## Task prompt
Locate each line of the material that contains "time", then return it.
#### Extracted entries
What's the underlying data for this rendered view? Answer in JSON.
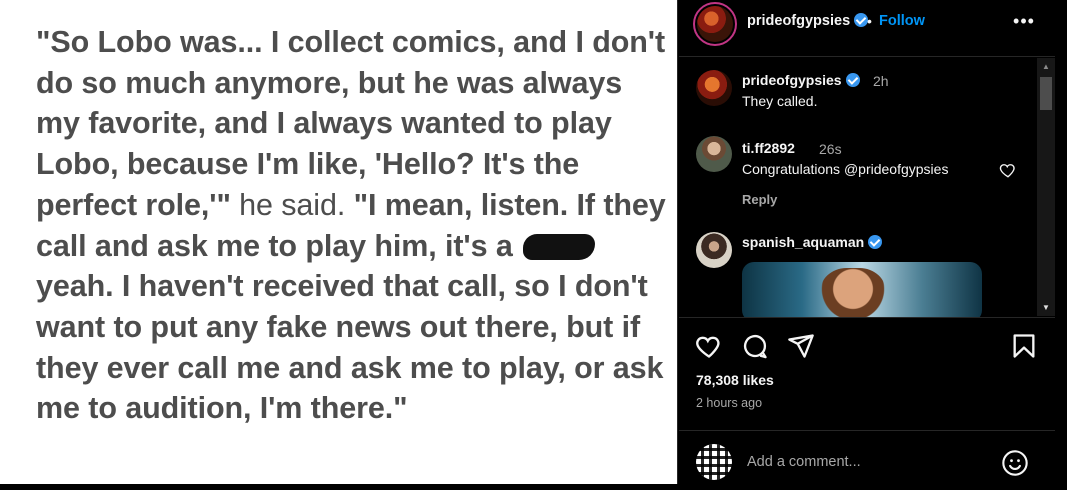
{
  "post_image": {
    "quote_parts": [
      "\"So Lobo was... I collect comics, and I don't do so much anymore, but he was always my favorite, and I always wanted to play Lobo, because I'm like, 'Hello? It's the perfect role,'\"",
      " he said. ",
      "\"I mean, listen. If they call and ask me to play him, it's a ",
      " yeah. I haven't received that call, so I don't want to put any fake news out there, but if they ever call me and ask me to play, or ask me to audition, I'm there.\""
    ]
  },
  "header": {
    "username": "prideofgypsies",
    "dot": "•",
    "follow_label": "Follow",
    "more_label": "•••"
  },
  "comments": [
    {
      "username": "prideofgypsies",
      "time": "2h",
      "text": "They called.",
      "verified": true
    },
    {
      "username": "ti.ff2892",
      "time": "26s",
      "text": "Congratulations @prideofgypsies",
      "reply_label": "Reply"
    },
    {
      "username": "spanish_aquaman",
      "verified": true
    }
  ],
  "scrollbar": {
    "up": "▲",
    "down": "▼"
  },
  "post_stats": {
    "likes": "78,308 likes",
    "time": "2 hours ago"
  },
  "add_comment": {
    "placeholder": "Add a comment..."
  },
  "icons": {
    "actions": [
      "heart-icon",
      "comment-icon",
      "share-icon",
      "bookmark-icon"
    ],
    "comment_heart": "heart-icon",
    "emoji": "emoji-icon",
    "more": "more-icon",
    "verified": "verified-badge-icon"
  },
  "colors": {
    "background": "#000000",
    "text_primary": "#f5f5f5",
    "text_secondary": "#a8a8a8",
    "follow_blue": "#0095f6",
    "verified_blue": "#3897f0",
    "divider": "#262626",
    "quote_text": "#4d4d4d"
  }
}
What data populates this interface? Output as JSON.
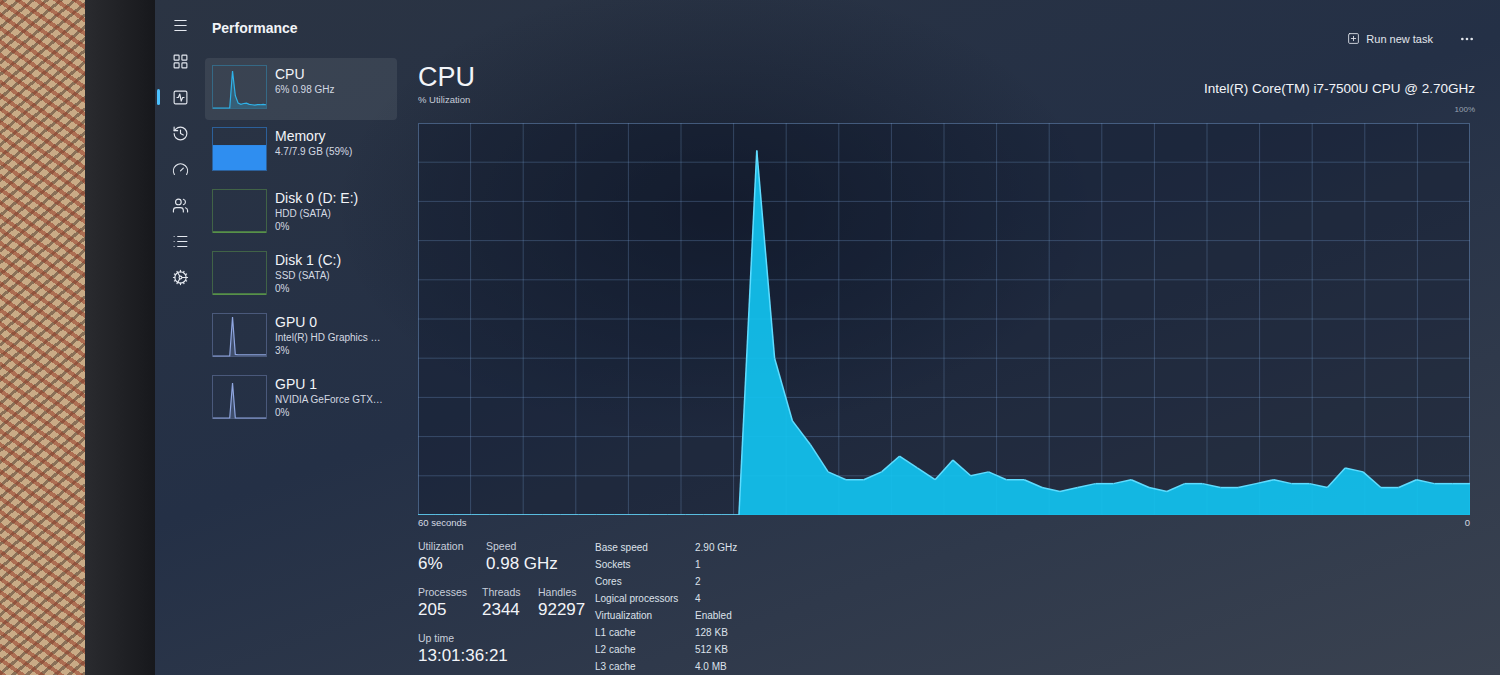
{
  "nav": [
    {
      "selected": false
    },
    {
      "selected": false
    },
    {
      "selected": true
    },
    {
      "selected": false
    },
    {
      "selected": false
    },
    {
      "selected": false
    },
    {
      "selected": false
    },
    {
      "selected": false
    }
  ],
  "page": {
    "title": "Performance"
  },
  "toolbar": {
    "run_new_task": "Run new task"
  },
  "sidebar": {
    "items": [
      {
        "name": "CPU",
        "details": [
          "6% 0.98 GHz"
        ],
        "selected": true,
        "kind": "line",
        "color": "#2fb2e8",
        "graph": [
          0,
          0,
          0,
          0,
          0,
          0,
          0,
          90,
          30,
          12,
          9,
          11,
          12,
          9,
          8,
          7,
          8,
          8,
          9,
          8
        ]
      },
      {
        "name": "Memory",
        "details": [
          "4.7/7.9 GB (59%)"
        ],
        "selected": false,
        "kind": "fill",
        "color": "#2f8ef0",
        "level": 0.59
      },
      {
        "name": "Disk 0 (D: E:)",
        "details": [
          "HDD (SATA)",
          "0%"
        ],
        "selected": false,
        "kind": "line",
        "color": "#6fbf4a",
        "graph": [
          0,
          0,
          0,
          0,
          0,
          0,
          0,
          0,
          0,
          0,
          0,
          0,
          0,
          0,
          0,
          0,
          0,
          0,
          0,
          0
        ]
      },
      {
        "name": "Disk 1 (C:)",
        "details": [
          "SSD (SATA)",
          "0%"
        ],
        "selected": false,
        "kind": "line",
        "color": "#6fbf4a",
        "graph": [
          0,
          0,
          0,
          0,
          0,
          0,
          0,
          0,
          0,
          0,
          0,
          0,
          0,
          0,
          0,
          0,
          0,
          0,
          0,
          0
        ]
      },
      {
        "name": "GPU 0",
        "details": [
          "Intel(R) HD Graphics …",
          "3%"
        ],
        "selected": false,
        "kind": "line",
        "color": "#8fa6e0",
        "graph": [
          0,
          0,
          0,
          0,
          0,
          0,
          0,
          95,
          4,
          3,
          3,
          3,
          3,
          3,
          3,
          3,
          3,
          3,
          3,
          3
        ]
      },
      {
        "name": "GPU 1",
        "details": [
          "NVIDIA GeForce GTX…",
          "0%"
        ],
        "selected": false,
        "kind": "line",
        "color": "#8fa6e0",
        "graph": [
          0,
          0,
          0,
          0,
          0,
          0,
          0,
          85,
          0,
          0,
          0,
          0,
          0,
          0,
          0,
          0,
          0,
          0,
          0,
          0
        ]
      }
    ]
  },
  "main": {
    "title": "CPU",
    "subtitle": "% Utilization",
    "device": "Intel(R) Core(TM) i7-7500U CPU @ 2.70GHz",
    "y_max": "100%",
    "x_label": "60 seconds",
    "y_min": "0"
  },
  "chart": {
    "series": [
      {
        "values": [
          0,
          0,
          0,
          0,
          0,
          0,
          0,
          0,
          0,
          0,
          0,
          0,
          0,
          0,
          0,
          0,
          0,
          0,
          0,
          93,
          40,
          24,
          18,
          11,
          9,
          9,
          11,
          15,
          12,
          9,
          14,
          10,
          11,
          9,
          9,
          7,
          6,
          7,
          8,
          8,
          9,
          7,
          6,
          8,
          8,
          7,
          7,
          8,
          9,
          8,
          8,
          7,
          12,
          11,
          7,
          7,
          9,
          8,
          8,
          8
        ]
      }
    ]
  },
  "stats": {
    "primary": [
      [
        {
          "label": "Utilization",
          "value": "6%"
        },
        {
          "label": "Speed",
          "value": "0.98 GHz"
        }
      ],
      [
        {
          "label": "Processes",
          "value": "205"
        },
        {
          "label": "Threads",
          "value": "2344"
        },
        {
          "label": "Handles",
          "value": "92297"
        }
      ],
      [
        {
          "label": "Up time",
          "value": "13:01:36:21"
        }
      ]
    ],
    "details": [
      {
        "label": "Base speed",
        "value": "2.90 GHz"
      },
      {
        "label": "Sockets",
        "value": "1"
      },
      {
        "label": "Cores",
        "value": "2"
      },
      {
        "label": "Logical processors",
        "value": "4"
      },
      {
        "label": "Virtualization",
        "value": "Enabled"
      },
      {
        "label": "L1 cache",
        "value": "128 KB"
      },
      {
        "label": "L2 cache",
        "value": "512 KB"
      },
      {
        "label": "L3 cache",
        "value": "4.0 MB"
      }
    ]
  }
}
########
## Reply to the task
      "time": "2h",
      "time": "26s",
    "time": "2 hours ago"
          "label": "Up time",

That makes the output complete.